++++ RECORDS FOR THE TASK

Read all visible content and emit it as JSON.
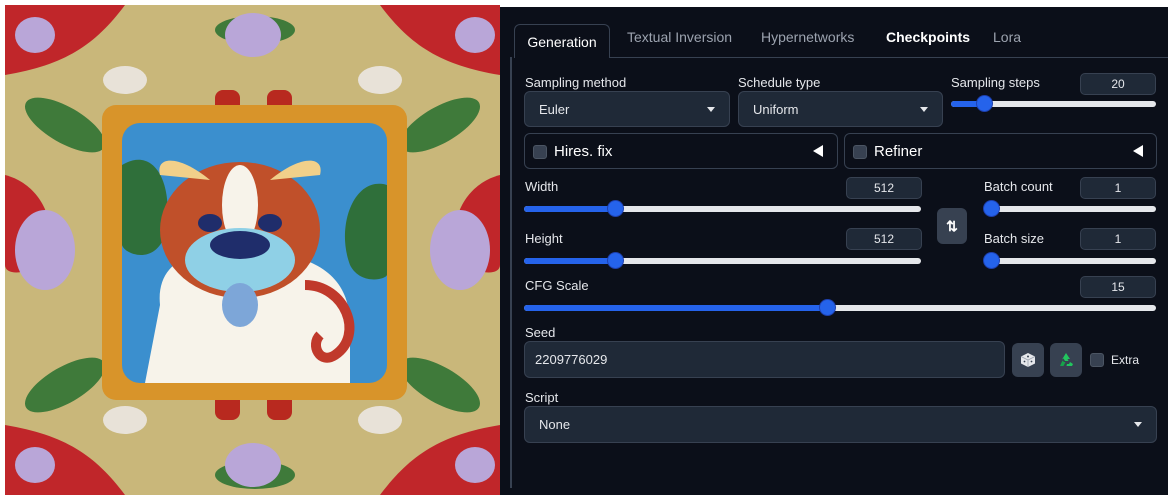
{
  "tabs": [
    {
      "label": "Generation"
    },
    {
      "label": "Textual Inversion"
    },
    {
      "label": "Hypernetworks"
    },
    {
      "label": "Checkpoints"
    },
    {
      "label": "Lora"
    }
  ],
  "sampling_method": {
    "label": "Sampling method",
    "value": "Euler"
  },
  "schedule_type": {
    "label": "Schedule type",
    "value": "Uniform"
  },
  "sampling_steps": {
    "label": "Sampling steps",
    "value": "20",
    "fraction": 0.16
  },
  "hires_fix": {
    "label": "Hires. fix",
    "checked": false
  },
  "refiner": {
    "label": "Refiner",
    "checked": false
  },
  "width": {
    "label": "Width",
    "value": "512",
    "fraction": 0.23
  },
  "height": {
    "label": "Height",
    "value": "512",
    "fraction": 0.23
  },
  "batch_count": {
    "label": "Batch count",
    "value": "1",
    "fraction": 0.0
  },
  "batch_size": {
    "label": "Batch size",
    "value": "1",
    "fraction": 0.0
  },
  "cfg_scale": {
    "label": "CFG Scale",
    "value": "15",
    "fraction": 0.48
  },
  "seed": {
    "label": "Seed",
    "value": "2209776029"
  },
  "extra": {
    "label": "Extra",
    "checked": false
  },
  "script": {
    "label": "Script",
    "value": "None"
  },
  "swap_glyph": "⇅",
  "colors": {
    "accent": "#2563eb",
    "panel_bg": "#0b0f19",
    "input_bg": "#1f2937",
    "recycle_green": "#22c55e"
  },
  "icons": [
    "dice-icon",
    "recycle-icon",
    "swap-icon",
    "caret-down-icon",
    "collapse-triangle-icon"
  ]
}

++++++++

Restate the full listing verbatim and drop every picture.

* RESPONSE TO THE TASK *
Read all visible content and emit it as JSON.
{
  "tabs": [
    {
      "label": "Generation"
    },
    {
      "label": "Textual Inversion"
    },
    {
      "label": "Hypernetworks"
    },
    {
      "label": "Checkpoints"
    },
    {
      "label": "Lora"
    }
  ],
  "sampling_method": {
    "label": "Sampling method",
    "value": "Euler"
  },
  "schedule_type": {
    "label": "Schedule type",
    "value": "Uniform"
  },
  "sampling_steps": {
    "label": "Sampling steps",
    "value": "20",
    "fraction": 0.16
  },
  "hires_fix": {
    "label": "Hires. fix",
    "checked": false
  },
  "refiner": {
    "label": "Refiner",
    "checked": false
  },
  "width": {
    "label": "Width",
    "value": "512",
    "fraction": 0.23
  },
  "height": {
    "label": "Height",
    "value": "512",
    "fraction": 0.23
  },
  "batch_count": {
    "label": "Batch count",
    "value": "1",
    "fraction": 0.0
  },
  "batch_size": {
    "label": "Batch size",
    "value": "1",
    "fraction": 0.0
  },
  "cfg_scale": {
    "label": "CFG Scale",
    "value": "15",
    "fraction": 0.48
  },
  "seed": {
    "label": "Seed",
    "value": "2209776029"
  },
  "extra": {
    "label": "Extra",
    "checked": false
  },
  "script": {
    "label": "Script",
    "value": "None"
  },
  "swap_glyph": "⇅",
  "colors": {
    "accent": "#2563eb",
    "panel_bg": "#0b0f19",
    "input_bg": "#1f2937",
    "recycle_green": "#22c55e"
  },
  "icons": [
    "dice-icon",
    "recycle-icon",
    "swap-icon",
    "caret-down-icon",
    "collapse-triangle-icon"
  ]
}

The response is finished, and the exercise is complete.